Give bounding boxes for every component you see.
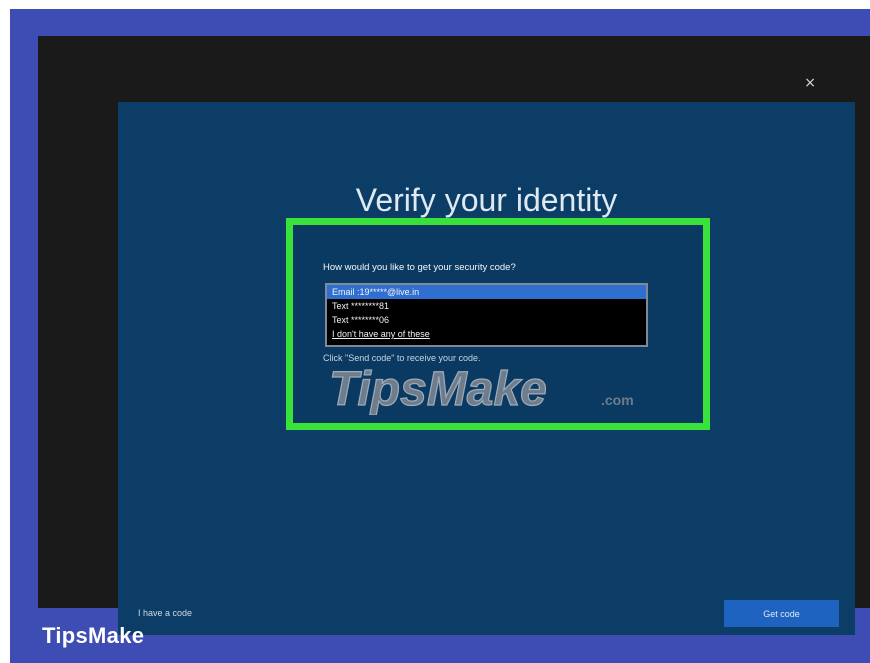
- watermark-text: TipsMake: [329, 363, 547, 415]
- watermark-logo: TipsMake .com: [329, 363, 634, 415]
- close-icon[interactable]: ×: [804, 76, 816, 90]
- have-code-link[interactable]: I have a code: [138, 608, 192, 618]
- watermark-suffix: .com: [601, 392, 634, 408]
- option-email[interactable]: Email :19*****@live.in: [327, 285, 646, 299]
- brand-label: TipsMake: [42, 623, 145, 648]
- option-text-06[interactable]: Text ********06: [327, 313, 646, 327]
- question-label: How would you like to get your security …: [323, 262, 516, 273]
- send-code-hint: Click "Send code" to receive your code.: [323, 353, 481, 363]
- page-title: Verify your identity: [355, 182, 618, 219]
- dialog-window: × Verify your identity How would you lik…: [38, 36, 870, 635]
- get-code-button[interactable]: Get code: [724, 600, 839, 627]
- security-code-method-listbox[interactable]: Email :19*****@live.in Text ********81 T…: [325, 283, 648, 347]
- image-frame: × Verify your identity How would you lik…: [10, 9, 870, 663]
- highlight-box: How would you like to get your security …: [286, 218, 710, 430]
- option-text-81[interactable]: Text ********81: [327, 299, 646, 313]
- verify-identity-panel: Verify your identity How would you like …: [118, 102, 855, 635]
- option-none[interactable]: I don't have any of these: [327, 327, 646, 341]
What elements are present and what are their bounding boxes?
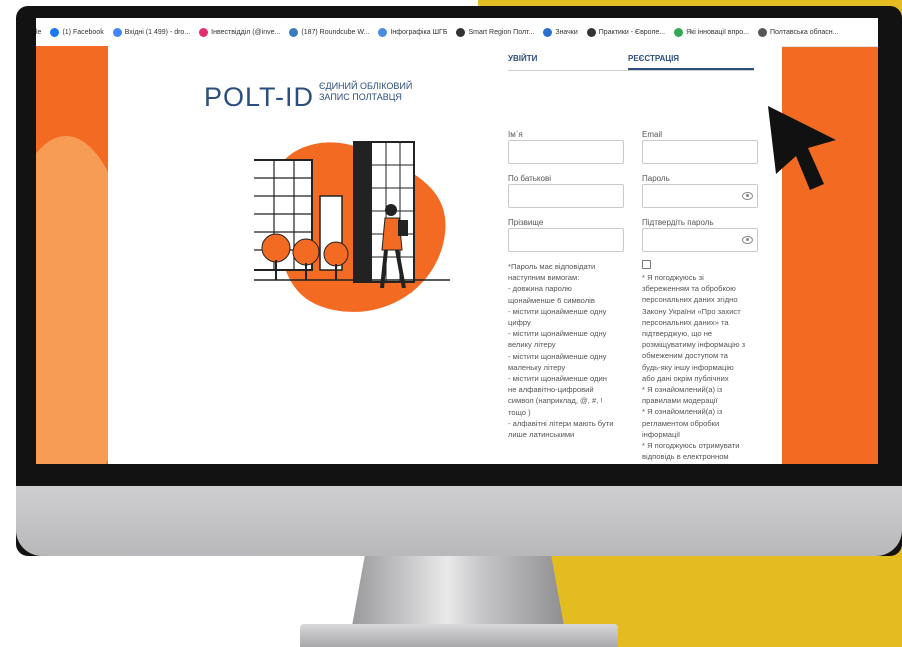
consent-line: або дані окрім публічних xyxy=(642,373,729,383)
consent-line: обмеженим доступом та xyxy=(642,351,728,361)
password-rule-line: щонайменше 6 символів xyxy=(508,295,595,305)
password-rule-line: не алфавітно-цифровий xyxy=(508,385,594,395)
password-confirm-input[interactable] xyxy=(642,228,758,252)
globe-icon xyxy=(456,27,466,37)
consent-line: персональних даних» та xyxy=(642,317,729,327)
consent-line: будь-яку іншу інформацію xyxy=(642,362,734,372)
patronymic-input[interactable] xyxy=(508,184,624,208)
bookmark-item[interactable]: (1) Facebook xyxy=(50,27,104,37)
doc-icon xyxy=(378,27,388,37)
surname-label: Прізвище xyxy=(508,218,544,227)
password-rule-line: - містити щонайменше одну xyxy=(508,329,607,339)
bookmark-item[interactable]: Полтавська обласн... xyxy=(758,27,839,37)
bookmark-label: Полтавська обласн... xyxy=(770,28,839,36)
password-rule-line: наступним вимогам: xyxy=(508,273,580,283)
bookmark-label: le xyxy=(36,28,42,36)
password-rule-line: лише латинськими xyxy=(508,430,575,440)
bookmark-label: Які інновації впро... xyxy=(686,28,750,36)
surname-input[interactable] xyxy=(508,228,624,252)
first-name-input[interactable] xyxy=(508,140,624,164)
mouse-cursor-icon xyxy=(768,106,836,190)
eye-icon[interactable] xyxy=(742,192,753,200)
password-rule-line: символ (наприклад, @, #, ! xyxy=(508,396,603,406)
auth-tabs: УВІЙТИ РЕЄСТРАЦІЯ xyxy=(508,46,754,71)
consent-line: збереженням та обробкою xyxy=(642,284,736,294)
left-orange-background xyxy=(36,46,136,464)
first-name-label: Ім`я xyxy=(508,130,523,139)
bookmark-item[interactable]: Практики - Європе... xyxy=(586,27,666,37)
password-label: Пароль xyxy=(642,174,670,183)
logo-subtitle-line1: ЄДИНИЙ ОБЛІКОВИЙ xyxy=(319,81,413,91)
password-confirm-label: Підтвердіть пароль xyxy=(642,218,714,227)
consent-line: * Я погоджуюсь зі xyxy=(642,273,704,282)
monitor-stand xyxy=(352,556,564,626)
figures-icon xyxy=(543,27,553,37)
consent-text: * Я погоджуюсь зі збереженням та обробкою… xyxy=(642,272,766,462)
bookmark-label: Практики - Європе... xyxy=(598,28,666,36)
bookmarks-bar: le (1) Facebook Вхідні (1 499) - dro... Інв… xyxy=(36,18,878,47)
bookmark-label: (187) Roundcube W... xyxy=(301,28,370,36)
consent-line: регламентом обробки xyxy=(642,418,720,428)
password-rule-line: маленьку літеру xyxy=(508,362,566,372)
consent-line: Закону України «Про захист xyxy=(642,306,741,316)
password-rule-line: - містити щонайменше одну xyxy=(508,306,607,316)
screen: le (1) Facebook Вхідні (1 499) - dro... Інв… xyxy=(36,18,878,464)
consent-line: * Я погоджуюсь отримувати xyxy=(642,441,740,451)
tab-active-indicator xyxy=(628,68,754,70)
password-requirements: *Пароль має відповідати наступним вимогам… xyxy=(508,261,632,440)
monitor-chin xyxy=(16,486,902,556)
city-illustration xyxy=(254,141,450,312)
bookmark-item[interactable]: (187) Roundcube W... xyxy=(289,27,370,37)
password-rule-line: - довжина паролю xyxy=(508,284,572,294)
password-rule-line: - містити щонайменше одну xyxy=(508,351,607,361)
facebook-icon xyxy=(50,27,60,37)
password-rule-line: велику літеру xyxy=(508,340,556,350)
email-input[interactable] xyxy=(642,140,758,164)
patronymic-label: По батькові xyxy=(508,174,551,183)
email-label: Email xyxy=(642,130,663,139)
logo-subtitle: ЄДИНИЙ ОБЛІКОВИЙ ЗАПИС ПОЛТАВЦЯ xyxy=(319,81,439,103)
consent-checkbox[interactable] xyxy=(642,260,651,269)
google-icon xyxy=(112,27,122,37)
consent-line: персональних даних згідно xyxy=(642,295,738,305)
bookmark-label: Smart Region Полт... xyxy=(468,28,535,36)
consent-line: правилами модерації xyxy=(642,396,718,406)
bookmark-item[interactable]: Значки xyxy=(543,27,578,37)
bookmark-item[interactable]: Інфографіка ШГБ xyxy=(378,27,448,37)
site-icon xyxy=(758,27,768,37)
consent-line: * Я ознайомлений(а) із xyxy=(642,407,723,417)
password-rule-line: *Пароль має відповідати xyxy=(508,262,596,271)
apps-icon xyxy=(674,27,684,37)
bookmark-item[interactable]: Інвествідділ (@inve... xyxy=(199,27,281,37)
eye-icon[interactable] xyxy=(742,236,753,244)
bookmark-label: Інфографіка ШГБ xyxy=(390,28,448,36)
bookmark-item[interactable]: Які інновації впро... xyxy=(674,27,750,37)
bookmark-label: (1) Facebook xyxy=(62,28,104,36)
bookmark-item[interactable]: le xyxy=(36,29,41,36)
bookmark-item[interactable]: Вхідні (1 499) - dro... xyxy=(112,27,191,37)
logo-subtitle-line2: ЗАПИС ПОЛТАВЦЯ xyxy=(319,92,402,102)
tab-login[interactable]: УВІЙТИ xyxy=(508,54,537,63)
logo-polt-id: POLT-ID xyxy=(204,82,315,112)
password-rule-line: цифру xyxy=(508,318,531,328)
bookmark-label: Інвествідділ (@inve... xyxy=(211,28,281,36)
password-rule-line: тощо ) xyxy=(508,407,531,417)
consent-line: розміщуватиму інформацію з xyxy=(642,340,746,350)
roundcube-icon xyxy=(289,27,299,37)
consent-line: * Я ознайомлений(а) із xyxy=(642,385,723,395)
password-rule-line: - алфавітні літери мають бути xyxy=(508,418,614,428)
instagram-icon xyxy=(199,27,209,37)
bookmark-label: Значки xyxy=(555,28,578,36)
consent-line: відповідь в електронном xyxy=(642,452,729,462)
password-input[interactable] xyxy=(642,184,758,208)
bookmark-label: Вхідні (1 499) - dro... xyxy=(124,28,191,36)
monitor-stand-base xyxy=(300,624,618,647)
bookmark-item[interactable]: Smart Region Полт... xyxy=(456,27,535,37)
globe-icon xyxy=(586,27,596,37)
consent-line: підтверджую, що не xyxy=(642,329,713,339)
tab-register[interactable]: РЕЄСТРАЦІЯ xyxy=(628,54,679,63)
password-rule-line: - містити щонайменше один xyxy=(508,374,607,384)
consent-line: інформації xyxy=(642,429,681,439)
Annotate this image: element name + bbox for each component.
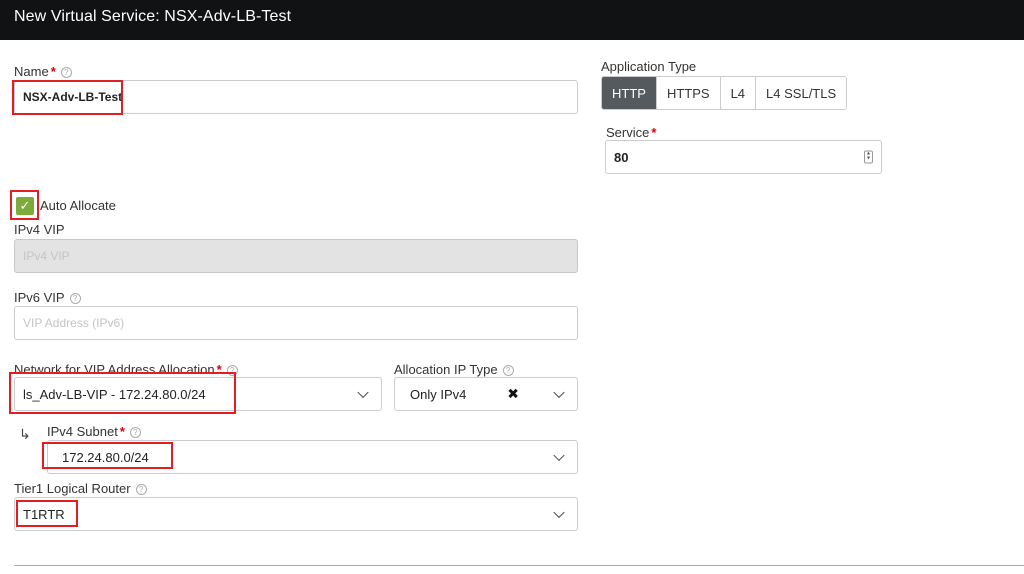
dialog-header: New Virtual Service: NSX-Adv-LB-Test: [0, 0, 1024, 40]
service-label: Service: [606, 125, 650, 140]
chevron-down-icon: [357, 386, 369, 399]
ipv4-subnet-label-row: IPv4 Subnet *?: [47, 424, 141, 439]
ipv6-vip-label-row: IPv6 VIP?: [14, 290, 81, 305]
network-label-row: Network for VIP Address Allocation *?: [14, 362, 238, 377]
ipv4-vip-input: IPv4 VIP: [14, 239, 578, 273]
tier1-router-value: T1RTR: [23, 506, 65, 522]
sub-item-arrow-icon: ↳: [19, 426, 31, 442]
allocation-ip-type-label: Allocation IP Type: [394, 362, 498, 377]
required-asterisk: *: [216, 362, 222, 377]
network-select[interactable]: ls_Adv-LB-VIP - 172.24.80.0/24: [14, 377, 382, 411]
service-label-row: Service *: [606, 125, 656, 140]
spinner-icon[interactable]: ▴ ▾: [864, 150, 873, 164]
chevron-down-icon: [553, 506, 565, 519]
service-port-input[interactable]: 80 ▴ ▾: [605, 140, 882, 174]
help-icon[interactable]: ?: [135, 484, 147, 495]
required-asterisk: *: [651, 125, 657, 140]
dialog-title: New Virtual Service: NSX-Adv-LB-Test: [14, 8, 292, 25]
tier1-router-select[interactable]: T1RTR: [14, 497, 578, 531]
network-value: ls_Adv-LB-VIP - 172.24.80.0/24: [23, 386, 206, 402]
required-asterisk: *: [119, 424, 125, 439]
application-type-label: Application Type: [601, 59, 697, 74]
tier1-router-label: Tier1 Logical Router: [14, 481, 131, 496]
auto-allocate-checkbox[interactable]: ✓: [16, 197, 34, 215]
help-icon[interactable]: ?: [129, 427, 141, 438]
app-type-https[interactable]: HTTPS: [656, 77, 721, 109]
network-label: Network for VIP Address Allocation: [14, 362, 215, 377]
ipv4-vip-placeholder: IPv4 VIP: [23, 249, 70, 263]
ipv4-vip-label: IPv4 VIP: [14, 222, 65, 237]
footer-divider: [14, 565, 1024, 566]
app-type-l4-ssl-tls[interactable]: L4 SSL/TLS: [756, 77, 847, 109]
required-asterisk: *: [50, 64, 56, 79]
help-icon[interactable]: ?: [502, 365, 514, 376]
name-label-row: Name *?: [14, 64, 72, 79]
help-icon[interactable]: ?: [226, 365, 238, 376]
ipv6-vip-input[interactable]: VIP Address (IPv6): [14, 306, 578, 340]
checkmark-icon: ✓: [19, 198, 31, 213]
ipv4-subnet-select[interactable]: 172.24.80.0/24: [47, 440, 578, 474]
clear-icon[interactable]: ✖: [507, 386, 519, 403]
application-type-segmented-control: HTTP HTTPS L4 L4 SSL/TLS: [601, 76, 848, 110]
ipv6-vip-label: IPv6 VIP: [14, 290, 65, 305]
name-value: NSX-Adv-LB-Test: [23, 90, 123, 104]
name-input[interactable]: NSX-Adv-LB-Test: [14, 80, 578, 114]
auto-allocate-label: Auto Allocate: [40, 198, 116, 213]
ipv4-subnet-label: IPv4 Subnet: [47, 424, 118, 439]
help-icon[interactable]: ?: [60, 67, 72, 78]
help-icon[interactable]: ?: [69, 293, 81, 304]
app-type-l4[interactable]: L4: [720, 77, 757, 109]
ipv4-subnet-value: 172.24.80.0/24: [62, 449, 149, 465]
chevron-down-icon: [553, 449, 565, 462]
allocation-ip-type-select[interactable]: Only IPv4 ✖: [394, 377, 578, 411]
chevron-down-icon: [553, 386, 565, 399]
service-value: 80: [614, 149, 629, 165]
name-label: Name: [14, 64, 49, 79]
app-type-http[interactable]: HTTP: [602, 77, 657, 109]
tier1-router-label-row: Tier1 Logical Router?: [14, 481, 147, 496]
allocation-ip-type-value: Only IPv4: [410, 386, 467, 402]
ipv6-vip-placeholder: VIP Address (IPv6): [23, 316, 125, 330]
allocation-ip-type-label-row: Allocation IP Type?: [394, 362, 514, 377]
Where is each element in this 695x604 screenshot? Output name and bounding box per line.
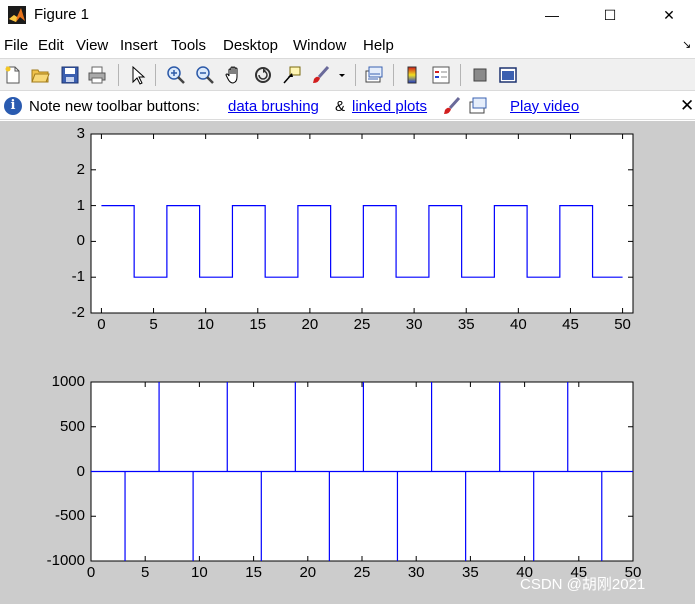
------------------------------------------------------------
- **Task description**
Return, unchanged, the lines of the material from the line that contains "consent-line: або дані" through the line that contains "doc-icon xyxy=(378,27,388,37)".

- **Task result**
consent-line: або дані окрім публічних xyxy=(642,373,729,383)
consent-line: обмеженим доступом та xyxy=(642,351,728,361)
password-rule-line: щонайменше 6 символів xyxy=(508,295,595,305)
password-rule-line: не алфавітно-цифровий xyxy=(508,385,594,395)
password-confirm-input[interactable] xyxy=(642,228,758,252)
globe-icon xyxy=(456,27,466,37)
consent-line: персональних даних» та xyxy=(642,317,729,327)
consent-line: будь-яку іншу інформацію xyxy=(642,362,734,372)
patronymic-input[interactable] xyxy=(508,184,624,208)
bookmark-item[interactable]: (1) Facebook xyxy=(50,27,104,37)
doc-icon xyxy=(378,27,388,37)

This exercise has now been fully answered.